----- MATERIAL PROVIDED -----
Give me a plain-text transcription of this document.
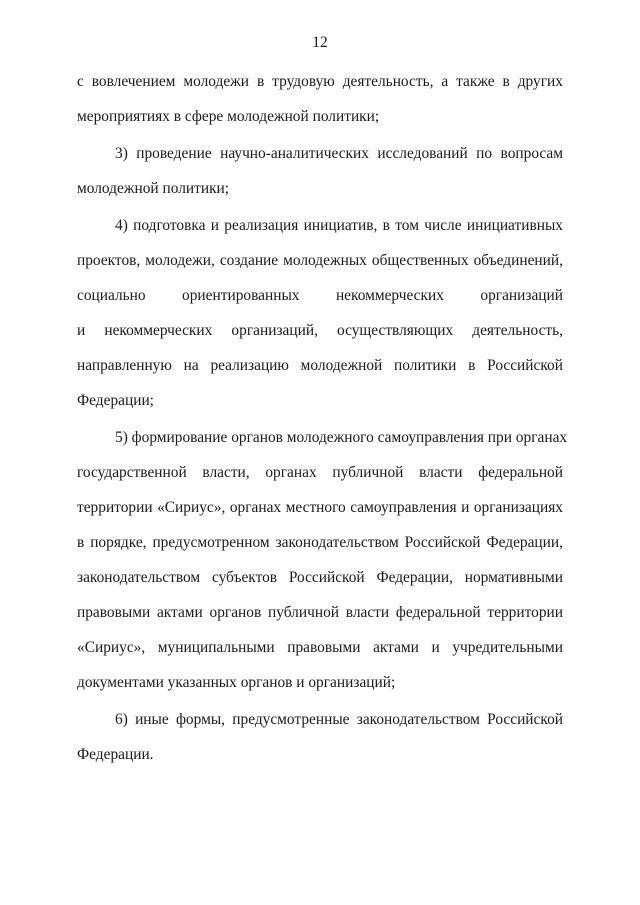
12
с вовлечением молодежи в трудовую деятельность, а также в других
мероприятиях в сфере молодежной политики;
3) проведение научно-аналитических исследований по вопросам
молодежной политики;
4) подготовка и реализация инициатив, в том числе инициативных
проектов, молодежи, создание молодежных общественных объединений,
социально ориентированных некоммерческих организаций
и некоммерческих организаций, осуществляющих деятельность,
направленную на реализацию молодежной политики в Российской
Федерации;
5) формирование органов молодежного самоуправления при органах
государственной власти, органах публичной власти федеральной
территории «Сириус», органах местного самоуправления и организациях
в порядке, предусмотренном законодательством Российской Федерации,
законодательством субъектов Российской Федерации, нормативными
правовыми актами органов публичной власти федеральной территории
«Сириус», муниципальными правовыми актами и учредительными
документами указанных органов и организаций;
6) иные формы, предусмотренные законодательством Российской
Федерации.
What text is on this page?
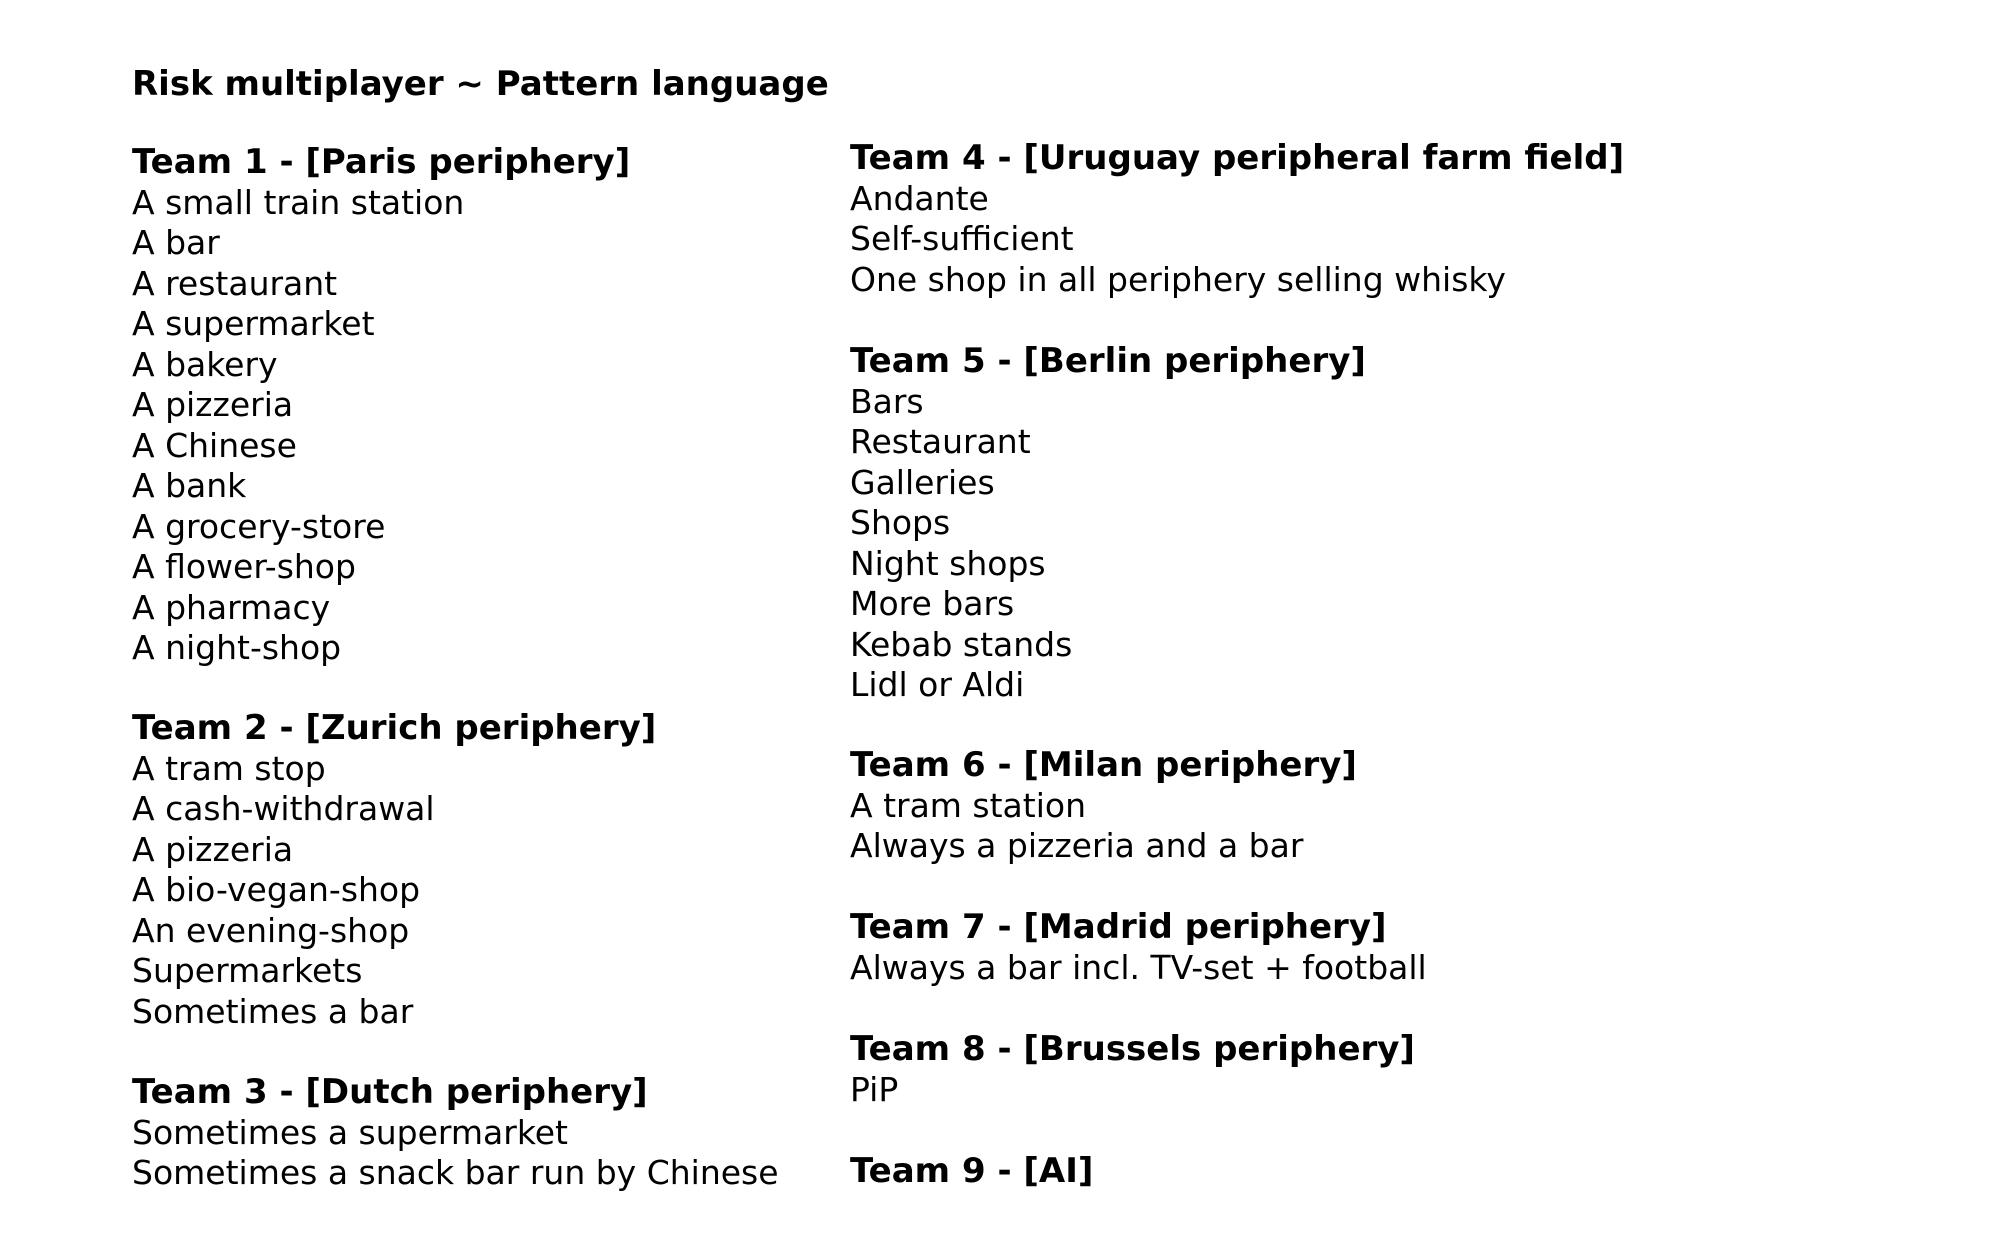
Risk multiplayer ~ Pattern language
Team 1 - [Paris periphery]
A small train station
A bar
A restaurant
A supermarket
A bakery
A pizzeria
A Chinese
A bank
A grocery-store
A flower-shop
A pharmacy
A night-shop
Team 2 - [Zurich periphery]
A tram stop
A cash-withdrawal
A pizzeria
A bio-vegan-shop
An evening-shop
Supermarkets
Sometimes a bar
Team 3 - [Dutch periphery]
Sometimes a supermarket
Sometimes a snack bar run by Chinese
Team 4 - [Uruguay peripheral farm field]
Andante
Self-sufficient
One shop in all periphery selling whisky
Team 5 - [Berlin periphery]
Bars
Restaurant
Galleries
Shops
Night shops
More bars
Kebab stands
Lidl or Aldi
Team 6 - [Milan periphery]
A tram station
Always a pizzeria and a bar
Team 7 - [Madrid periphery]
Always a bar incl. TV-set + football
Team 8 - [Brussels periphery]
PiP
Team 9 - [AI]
-----
**GIVEN REQUEST**
Everything from the line containing "What text is on this page?" through the last line of the entries is to be output exactly as written, minus any pictures.

**SOLUTION BELOW**
What text is on this page?
Risk multiplayer ~ Pattern language
Team 1 - [Paris periphery]
A small train station
A bar
A restaurant
A supermarket
A bakery
A pizzeria
A Chinese
A bank
A grocery-store
A flower-shop
A pharmacy
A night-shop
Team 2 - [Zurich periphery]
A tram stop
A cash-withdrawal
A pizzeria
A bio-vegan-shop
An evening-shop
Supermarkets
Sometimes a bar
Team 3 - [Dutch periphery]
Sometimes a supermarket
Sometimes a snack bar run by Chinese
Team 4 - [Uruguay peripheral farm field]
Andante
Self-sufficient
One shop in all periphery selling whisky
Team 5 - [Berlin periphery]
Bars
Restaurant
Galleries
Shops
Night shops
More bars
Kebab stands
Lidl or Aldi
Team 6 - [Milan periphery]
A tram station
Always a pizzeria and a bar
Team 7 - [Madrid periphery]
Always a bar incl. TV-set + football
Team 8 - [Brussels periphery]
PiP
Team 9 - [AI]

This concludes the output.